> [Task]: Write out every record in full, exactly as written, please.

Dataset items
--- Begin ---

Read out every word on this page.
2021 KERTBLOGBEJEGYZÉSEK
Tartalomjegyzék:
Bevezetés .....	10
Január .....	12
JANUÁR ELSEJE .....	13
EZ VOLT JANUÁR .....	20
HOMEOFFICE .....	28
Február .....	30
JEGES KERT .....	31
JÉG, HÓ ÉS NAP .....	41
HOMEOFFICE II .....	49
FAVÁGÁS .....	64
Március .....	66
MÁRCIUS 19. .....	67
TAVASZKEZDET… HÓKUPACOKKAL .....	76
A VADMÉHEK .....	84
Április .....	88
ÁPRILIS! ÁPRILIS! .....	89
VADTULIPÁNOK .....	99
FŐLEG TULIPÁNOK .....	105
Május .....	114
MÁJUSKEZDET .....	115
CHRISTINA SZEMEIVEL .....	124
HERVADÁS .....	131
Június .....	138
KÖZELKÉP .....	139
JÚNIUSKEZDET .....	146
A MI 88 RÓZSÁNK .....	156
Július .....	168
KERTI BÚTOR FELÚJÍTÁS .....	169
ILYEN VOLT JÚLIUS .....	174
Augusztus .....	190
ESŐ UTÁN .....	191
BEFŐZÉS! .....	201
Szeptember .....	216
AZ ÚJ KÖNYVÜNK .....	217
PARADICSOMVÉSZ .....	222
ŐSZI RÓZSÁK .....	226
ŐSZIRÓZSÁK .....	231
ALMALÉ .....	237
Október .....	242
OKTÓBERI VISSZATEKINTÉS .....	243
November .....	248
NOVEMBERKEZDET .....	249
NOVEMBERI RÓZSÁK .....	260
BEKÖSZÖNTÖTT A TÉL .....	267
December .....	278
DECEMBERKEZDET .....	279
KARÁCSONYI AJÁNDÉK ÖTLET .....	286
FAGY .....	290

--- End ---

> [Task result]:
Read out every word on this page.
2021 KERTBLOGBEJEGYZÉSEK
Tartalomjegyzék:
Bevezetés .....	10
Január .....	12
JANUÁR ELSEJE .....	13
EZ VOLT JANUÁR .....	20
HOMEOFFICE .....	28
Február .....	30
JEGES KERT .....	31
JÉG, HÓ ÉS NAP .....	41
HOMEOFFICE II .....	49
FAVÁGÁS .....	64
Március .....	66
MÁRCIUS 19. .....	67
TAVASZKEZDET… HÓKUPACOKKAL .....	76
A VADMÉHEK .....	84
Április .....	88
ÁPRILIS! ÁPRILIS! .....	89
VADTULIPÁNOK .....	99
FŐLEG TULIPÁNOK .....	105
Május .....	114
MÁJUSKEZDET .....	115
CHRISTINA SZEMEIVEL .....	124
HERVADÁS .....	131
Június .....	138
KÖZELKÉP .....	139
JÚNIUSKEZDET .....	146
A MI 88 RÓZSÁNK .....	156
Július .....	168
KERTI BÚTOR FELÚJÍTÁS .....	169
ILYEN VOLT JÚLIUS .....	174
Augusztus .....	190
ESŐ UTÁN .....	191
BEFŐZÉS! .....	201
Szeptember .....	216
AZ ÚJ KÖNYVÜNK .....	217
PARADICSOMVÉSZ .....	222
ŐSZI RÓZSÁK .....	226
ŐSZIRÓZSÁK .....	231
ALMALÉ .....	237
Október .....	242
OKTÓBERI VISSZATEKINTÉS .....	243
November .....	248
NOVEMBERKEZDET .....	249
NOVEMBERI RÓZSÁK .....	260
BEKÖSZÖNTÖTT A TÉL .....	267
December .....	278
DECEMBERKEZDET .....	279
KARÁCSONYI AJÁNDÉK ÖTLET .....	286
FAGY .....	290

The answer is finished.